▸ **Exercise task**: Copy out each line below exactly as it appears.

▸ **Data for this task**:
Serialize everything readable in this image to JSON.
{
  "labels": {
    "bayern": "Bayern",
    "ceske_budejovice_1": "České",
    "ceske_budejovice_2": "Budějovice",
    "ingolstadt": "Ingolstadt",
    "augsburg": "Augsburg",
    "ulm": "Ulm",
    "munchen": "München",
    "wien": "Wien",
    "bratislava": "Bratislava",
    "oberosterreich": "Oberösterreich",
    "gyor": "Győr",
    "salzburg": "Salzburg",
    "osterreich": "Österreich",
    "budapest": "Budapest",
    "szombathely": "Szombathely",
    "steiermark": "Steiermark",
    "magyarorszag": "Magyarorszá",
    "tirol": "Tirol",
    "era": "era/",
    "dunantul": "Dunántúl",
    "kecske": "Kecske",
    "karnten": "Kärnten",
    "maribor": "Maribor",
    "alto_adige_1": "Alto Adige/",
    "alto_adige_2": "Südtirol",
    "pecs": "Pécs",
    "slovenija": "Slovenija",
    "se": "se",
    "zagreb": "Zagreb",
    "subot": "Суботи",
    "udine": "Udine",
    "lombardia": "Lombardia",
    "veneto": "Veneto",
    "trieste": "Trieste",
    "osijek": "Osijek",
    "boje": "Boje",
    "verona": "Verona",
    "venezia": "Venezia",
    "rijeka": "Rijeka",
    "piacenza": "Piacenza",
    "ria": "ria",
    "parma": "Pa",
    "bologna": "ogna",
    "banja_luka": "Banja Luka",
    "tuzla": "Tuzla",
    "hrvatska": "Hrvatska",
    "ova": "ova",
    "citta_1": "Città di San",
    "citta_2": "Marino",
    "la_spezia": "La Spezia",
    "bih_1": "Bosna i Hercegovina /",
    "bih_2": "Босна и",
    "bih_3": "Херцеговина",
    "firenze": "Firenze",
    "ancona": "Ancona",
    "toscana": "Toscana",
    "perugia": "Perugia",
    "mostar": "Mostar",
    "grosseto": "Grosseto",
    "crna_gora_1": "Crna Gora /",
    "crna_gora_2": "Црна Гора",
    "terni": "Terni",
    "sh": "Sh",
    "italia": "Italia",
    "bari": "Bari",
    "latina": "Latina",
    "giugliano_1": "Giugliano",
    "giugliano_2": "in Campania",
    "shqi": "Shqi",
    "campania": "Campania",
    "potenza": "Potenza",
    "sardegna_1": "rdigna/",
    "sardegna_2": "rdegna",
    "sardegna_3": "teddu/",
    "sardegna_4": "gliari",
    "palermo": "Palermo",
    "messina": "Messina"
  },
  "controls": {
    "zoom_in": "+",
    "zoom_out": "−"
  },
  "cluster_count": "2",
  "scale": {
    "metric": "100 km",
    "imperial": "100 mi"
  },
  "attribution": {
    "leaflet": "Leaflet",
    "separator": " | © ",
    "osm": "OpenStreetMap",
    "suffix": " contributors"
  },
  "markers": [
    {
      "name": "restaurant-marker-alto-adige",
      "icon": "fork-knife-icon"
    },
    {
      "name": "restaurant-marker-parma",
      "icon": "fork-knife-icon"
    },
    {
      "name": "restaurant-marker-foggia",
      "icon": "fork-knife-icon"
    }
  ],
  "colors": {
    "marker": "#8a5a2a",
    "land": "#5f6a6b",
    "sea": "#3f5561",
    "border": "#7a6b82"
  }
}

▸ **Exercise response**:
Serialize everything readable in this image to JSON.
{
  "labels": {
    "bayern": "Bayern",
    "ceske_budejovice_1": "České",
    "ceske_budejovice_2": "Budějovice",
    "ingolstadt": "Ingolstadt",
    "augsburg": "Augsburg",
    "ulm": "Ulm",
    "munchen": "München",
    "wien": "Wien",
    "bratislava": "Bratislava",
    "oberosterreich": "Oberösterreich",
    "gyor": "Győr",
    "salzburg": "Salzburg",
    "osterreich": "Österreich",
    "budapest": "Budapest",
    "szombathely": "Szombathely",
    "steiermark": "Steiermark",
    "magyarorszag": "Magyarorszá",
    "tirol": "Tirol",
    "era": "era/",
    "dunantul": "Dunántúl",
    "kecske": "Kecske",
    "karnten": "Kärnten",
    "maribor": "Maribor",
    "alto_adige_1": "Alto Adige/",
    "alto_adige_2": "Südtirol",
    "pecs": "Pécs",
    "slovenija": "Slovenija",
    "se": "se",
    "zagreb": "Zagreb",
    "subot": "Суботи",
    "udine": "Udine",
    "lombardia": "Lombardia",
    "veneto": "Veneto",
    "trieste": "Trieste",
    "osijek": "Osijek",
    "boje": "Boje",
    "verona": "Verona",
    "venezia": "Venezia",
    "rijeka": "Rijeka",
    "piacenza": "Piacenza",
    "ria": "ria",
    "parma": "Pa",
    "bologna": "ogna",
    "banja_luka": "Banja Luka",
    "tuzla": "Tuzla",
    "hrvatska": "Hrvatska",
    "ova": "ova",
    "citta_1": "Città di San",
    "citta_2": "Marino",
    "la_spezia": "La Spezia",
    "bih_1": "Bosna i Hercegovina /",
    "bih_2": "Босна и",
    "bih_3": "Херцеговина",
    "firenze": "Firenze",
    "ancona": "Ancona",
    "toscana": "Toscana",
    "perugia": "Perugia",
    "mostar": "Mostar",
    "grosseto": "Grosseto",
    "crna_gora_1": "Crna Gora /",
    "crna_gora_2": "Црна Гора",
    "terni": "Terni",
    "sh": "Sh",
    "italia": "Italia",
    "bari": "Bari",
    "latina": "Latina",
    "giugliano_1": "Giugliano",
    "giugliano_2": "in Campania",
    "shqi": "Shqi",
    "campania": "Campania",
    "potenza": "Potenza",
    "sardegna_1": "rdigna/",
    "sardegna_2": "rdegna",
    "sardegna_3": "teddu/",
    "sardegna_4": "gliari",
    "palermo": "Palermo",
    "messina": "Messina"
  },
  "controls": {
    "zoom_in": "+",
    "zoom_out": "−"
  },
  "cluster_count": "2",
  "scale": {
    "metric": "100 km",
    "imperial": "100 mi"
  },
  "attribution": {
    "leaflet": "Leaflet",
    "separator": " | © ",
    "osm": "OpenStreetMap",
    "suffix": " contributors"
  },
  "markers": [
    {
      "name": "restaurant-marker-alto-adige",
      "icon": "fork-knife-icon"
    },
    {
      "name": "restaurant-marker-parma",
      "icon": "fork-knife-icon"
    },
    {
      "name": "restaurant-marker-foggia",
      "icon": "fork-knife-icon"
    }
  ],
  "colors": {
    "marker": "#8a5a2a",
    "land": "#5f6a6b",
    "sea": "#3f5561",
    "border": "#7a6b82"
  }
}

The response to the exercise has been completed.